**Problem to solve**
List every person named in the press release below, including the byline.

**Selected extract**
**********

Posted in Press Releases on 03/13/2009
by: Brandon Baker
Scott Doran could only shake his head in bafflement as he pored over the results of background checks he conducted for clients of BackTrack Inc. in Mentor.
“This one is applying for an airline mechanics job,” said Doran, the Mentor company’s criminal records manager. “He’s got a murder conviction.
“He admitted to the DUI, but I guess he forgot about that 35-years-in-jail thing.”
While that case might be a bit extreme, it’s exemplary of a trend Doran and others at BackTrack usually see during down periods in the economy — job applicants fabricating their credentials and resumes.
BackTrack co-owner Bob Gandee estimates that 40 percent of resumes carry some sort of lie in normal times. But now that unemployment has soared and job fairs attract thousands, the stakes are too high for some applicants not to stray from the truth.
For that reason, Backtrack has billed now as the time to take preventive measures.
“You’ve got to ferret these people out because you’re going to invest a lot of money in an individual,” Gandee said. “You’re going to give them the keys to the company’s office, expect them to turn in expense reports and to make a contribution to the company. If some guy is saying he’s got a degree in engineering and he doesn’t, how effective can he be?”
To make sure potential clients know the answer to that question, Gandee considered ponying up the cash to print up fake resumes, college degrees and references from a nondescript Web retailer. He would have hung them in the front of his Tyler Boulevard facility, but he thought, “I just can’t support these lying institutions.”

**********

Page segmentation data:
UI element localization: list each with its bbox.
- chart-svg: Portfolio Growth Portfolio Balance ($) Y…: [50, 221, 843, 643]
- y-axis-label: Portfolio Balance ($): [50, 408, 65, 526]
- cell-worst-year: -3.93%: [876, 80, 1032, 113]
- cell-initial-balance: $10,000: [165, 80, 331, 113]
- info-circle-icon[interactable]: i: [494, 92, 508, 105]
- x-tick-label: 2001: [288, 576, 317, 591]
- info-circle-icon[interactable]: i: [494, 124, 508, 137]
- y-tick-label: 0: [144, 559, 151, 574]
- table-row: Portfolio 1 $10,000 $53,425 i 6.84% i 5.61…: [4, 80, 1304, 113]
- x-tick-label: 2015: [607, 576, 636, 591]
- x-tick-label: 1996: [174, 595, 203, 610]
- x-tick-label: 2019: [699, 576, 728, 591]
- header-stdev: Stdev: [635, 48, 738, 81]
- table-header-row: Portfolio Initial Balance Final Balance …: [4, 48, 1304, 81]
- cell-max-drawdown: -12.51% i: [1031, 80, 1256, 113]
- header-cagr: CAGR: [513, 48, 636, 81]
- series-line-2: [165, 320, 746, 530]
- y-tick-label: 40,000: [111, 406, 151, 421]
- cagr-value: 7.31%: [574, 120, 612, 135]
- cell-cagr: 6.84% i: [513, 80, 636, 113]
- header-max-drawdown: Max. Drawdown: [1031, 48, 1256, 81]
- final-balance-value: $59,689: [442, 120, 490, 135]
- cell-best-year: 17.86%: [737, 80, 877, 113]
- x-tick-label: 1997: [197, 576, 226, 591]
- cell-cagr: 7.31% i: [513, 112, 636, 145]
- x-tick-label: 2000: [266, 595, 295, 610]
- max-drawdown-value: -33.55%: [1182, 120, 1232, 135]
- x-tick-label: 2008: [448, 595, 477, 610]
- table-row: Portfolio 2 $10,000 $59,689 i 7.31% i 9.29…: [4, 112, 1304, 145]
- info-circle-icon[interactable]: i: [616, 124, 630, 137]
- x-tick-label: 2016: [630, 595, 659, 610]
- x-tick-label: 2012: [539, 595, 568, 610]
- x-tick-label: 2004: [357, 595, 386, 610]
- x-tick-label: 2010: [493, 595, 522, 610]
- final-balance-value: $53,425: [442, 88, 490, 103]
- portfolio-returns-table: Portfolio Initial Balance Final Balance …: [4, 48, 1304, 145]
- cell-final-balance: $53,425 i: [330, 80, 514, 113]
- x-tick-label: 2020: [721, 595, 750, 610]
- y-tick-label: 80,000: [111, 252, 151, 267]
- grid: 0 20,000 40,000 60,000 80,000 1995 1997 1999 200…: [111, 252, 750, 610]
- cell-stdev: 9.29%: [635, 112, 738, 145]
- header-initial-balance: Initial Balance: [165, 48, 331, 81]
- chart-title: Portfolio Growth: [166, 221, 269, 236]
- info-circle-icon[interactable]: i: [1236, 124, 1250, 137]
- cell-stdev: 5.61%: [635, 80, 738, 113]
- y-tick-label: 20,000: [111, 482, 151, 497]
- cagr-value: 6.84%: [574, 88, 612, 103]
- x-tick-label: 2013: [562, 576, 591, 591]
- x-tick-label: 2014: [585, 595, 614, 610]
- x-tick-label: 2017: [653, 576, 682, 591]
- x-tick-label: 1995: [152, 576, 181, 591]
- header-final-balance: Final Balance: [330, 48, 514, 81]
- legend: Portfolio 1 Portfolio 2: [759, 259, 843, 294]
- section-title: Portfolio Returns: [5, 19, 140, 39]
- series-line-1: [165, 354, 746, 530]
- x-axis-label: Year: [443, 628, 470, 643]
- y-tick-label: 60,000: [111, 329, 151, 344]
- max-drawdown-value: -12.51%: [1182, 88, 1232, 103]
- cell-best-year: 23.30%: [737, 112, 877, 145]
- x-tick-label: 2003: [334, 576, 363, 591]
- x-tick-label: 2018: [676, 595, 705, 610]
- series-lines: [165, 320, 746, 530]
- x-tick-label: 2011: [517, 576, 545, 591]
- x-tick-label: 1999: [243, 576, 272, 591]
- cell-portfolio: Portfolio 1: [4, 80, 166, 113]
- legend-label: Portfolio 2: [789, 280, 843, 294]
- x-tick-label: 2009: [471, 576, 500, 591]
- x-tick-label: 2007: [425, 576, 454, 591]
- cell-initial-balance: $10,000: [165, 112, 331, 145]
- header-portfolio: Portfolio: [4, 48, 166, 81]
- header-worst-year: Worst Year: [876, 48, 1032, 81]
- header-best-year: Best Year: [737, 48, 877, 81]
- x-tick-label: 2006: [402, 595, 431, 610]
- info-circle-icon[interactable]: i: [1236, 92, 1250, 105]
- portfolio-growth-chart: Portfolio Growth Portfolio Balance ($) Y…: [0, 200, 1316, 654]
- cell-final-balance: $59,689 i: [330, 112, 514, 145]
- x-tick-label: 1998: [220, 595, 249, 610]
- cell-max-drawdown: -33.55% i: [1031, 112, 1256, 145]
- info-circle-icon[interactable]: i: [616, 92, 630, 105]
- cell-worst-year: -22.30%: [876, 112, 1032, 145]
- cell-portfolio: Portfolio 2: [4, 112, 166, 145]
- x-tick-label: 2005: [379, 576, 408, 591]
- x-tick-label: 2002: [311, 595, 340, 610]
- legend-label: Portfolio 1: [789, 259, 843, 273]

**********

**Answer to the exercise**
Brandon Baker, Scott Doran, Bob Gandee